Dataset entries
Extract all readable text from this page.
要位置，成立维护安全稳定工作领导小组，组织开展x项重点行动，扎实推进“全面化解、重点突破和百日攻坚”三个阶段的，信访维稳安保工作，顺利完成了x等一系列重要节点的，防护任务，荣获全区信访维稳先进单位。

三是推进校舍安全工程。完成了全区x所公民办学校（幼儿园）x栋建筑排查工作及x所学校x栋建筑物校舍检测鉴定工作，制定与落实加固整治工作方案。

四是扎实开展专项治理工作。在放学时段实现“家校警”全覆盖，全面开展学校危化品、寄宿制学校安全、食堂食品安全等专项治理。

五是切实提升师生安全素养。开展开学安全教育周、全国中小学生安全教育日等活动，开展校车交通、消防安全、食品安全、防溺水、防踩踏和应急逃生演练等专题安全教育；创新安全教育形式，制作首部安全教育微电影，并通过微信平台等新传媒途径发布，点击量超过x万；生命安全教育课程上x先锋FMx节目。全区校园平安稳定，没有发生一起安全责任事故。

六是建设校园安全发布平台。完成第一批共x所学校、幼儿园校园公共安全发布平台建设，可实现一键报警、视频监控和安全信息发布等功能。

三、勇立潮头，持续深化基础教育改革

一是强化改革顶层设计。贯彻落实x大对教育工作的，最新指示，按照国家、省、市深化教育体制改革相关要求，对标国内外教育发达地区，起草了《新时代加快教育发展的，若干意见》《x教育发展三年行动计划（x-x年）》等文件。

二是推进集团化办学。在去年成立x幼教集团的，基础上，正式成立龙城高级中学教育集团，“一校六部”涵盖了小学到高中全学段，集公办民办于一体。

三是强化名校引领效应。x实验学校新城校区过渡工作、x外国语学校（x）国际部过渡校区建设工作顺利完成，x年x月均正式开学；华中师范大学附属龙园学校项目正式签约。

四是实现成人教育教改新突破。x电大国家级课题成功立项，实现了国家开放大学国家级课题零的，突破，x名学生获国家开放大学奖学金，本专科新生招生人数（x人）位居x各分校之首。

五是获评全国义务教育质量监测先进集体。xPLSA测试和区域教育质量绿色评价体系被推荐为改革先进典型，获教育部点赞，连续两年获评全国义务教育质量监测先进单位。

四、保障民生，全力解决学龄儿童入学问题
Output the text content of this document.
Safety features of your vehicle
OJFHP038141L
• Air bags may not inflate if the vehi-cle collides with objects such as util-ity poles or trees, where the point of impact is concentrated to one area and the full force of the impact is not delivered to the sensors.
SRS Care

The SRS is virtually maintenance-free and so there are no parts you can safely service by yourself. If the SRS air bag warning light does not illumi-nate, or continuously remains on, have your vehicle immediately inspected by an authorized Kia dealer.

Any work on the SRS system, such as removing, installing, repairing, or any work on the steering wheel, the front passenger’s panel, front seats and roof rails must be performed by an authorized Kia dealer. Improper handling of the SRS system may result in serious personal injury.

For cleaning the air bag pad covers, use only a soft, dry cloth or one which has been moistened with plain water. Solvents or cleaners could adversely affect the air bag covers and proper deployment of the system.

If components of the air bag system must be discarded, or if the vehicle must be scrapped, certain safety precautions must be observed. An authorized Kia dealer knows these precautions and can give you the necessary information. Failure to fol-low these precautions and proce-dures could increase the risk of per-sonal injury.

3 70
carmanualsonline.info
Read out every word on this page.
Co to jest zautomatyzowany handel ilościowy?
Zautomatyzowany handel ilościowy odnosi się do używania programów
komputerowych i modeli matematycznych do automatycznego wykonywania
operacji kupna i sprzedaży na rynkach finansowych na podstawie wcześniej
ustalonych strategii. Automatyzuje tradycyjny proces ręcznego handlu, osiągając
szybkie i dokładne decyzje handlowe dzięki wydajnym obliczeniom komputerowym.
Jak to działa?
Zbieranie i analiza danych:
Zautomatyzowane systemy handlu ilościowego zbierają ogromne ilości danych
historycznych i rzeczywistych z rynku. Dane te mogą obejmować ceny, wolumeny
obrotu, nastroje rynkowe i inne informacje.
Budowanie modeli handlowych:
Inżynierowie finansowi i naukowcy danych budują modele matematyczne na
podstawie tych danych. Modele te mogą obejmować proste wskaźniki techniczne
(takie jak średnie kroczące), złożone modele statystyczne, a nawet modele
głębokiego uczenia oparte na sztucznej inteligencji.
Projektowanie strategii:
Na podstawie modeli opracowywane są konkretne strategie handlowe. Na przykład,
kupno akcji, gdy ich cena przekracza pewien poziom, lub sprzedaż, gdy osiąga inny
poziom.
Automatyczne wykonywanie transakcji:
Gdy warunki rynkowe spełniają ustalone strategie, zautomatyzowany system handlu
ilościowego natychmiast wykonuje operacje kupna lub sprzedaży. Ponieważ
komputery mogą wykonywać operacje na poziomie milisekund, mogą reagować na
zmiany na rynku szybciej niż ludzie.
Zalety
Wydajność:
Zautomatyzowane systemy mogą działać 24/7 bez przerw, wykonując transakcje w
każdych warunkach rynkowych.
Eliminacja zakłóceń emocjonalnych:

--- GIVEN TASK ---
Gather all lines with the string "modeli" from the data.

--- EXERCISE OUTPUT ---
komputerowych i modeli matematycznych do automatycznego wykonywania
Budowanie modeli handlowych:
Na podstawie modeli opracowywane są konkretne strategie handlowe. Na przykład,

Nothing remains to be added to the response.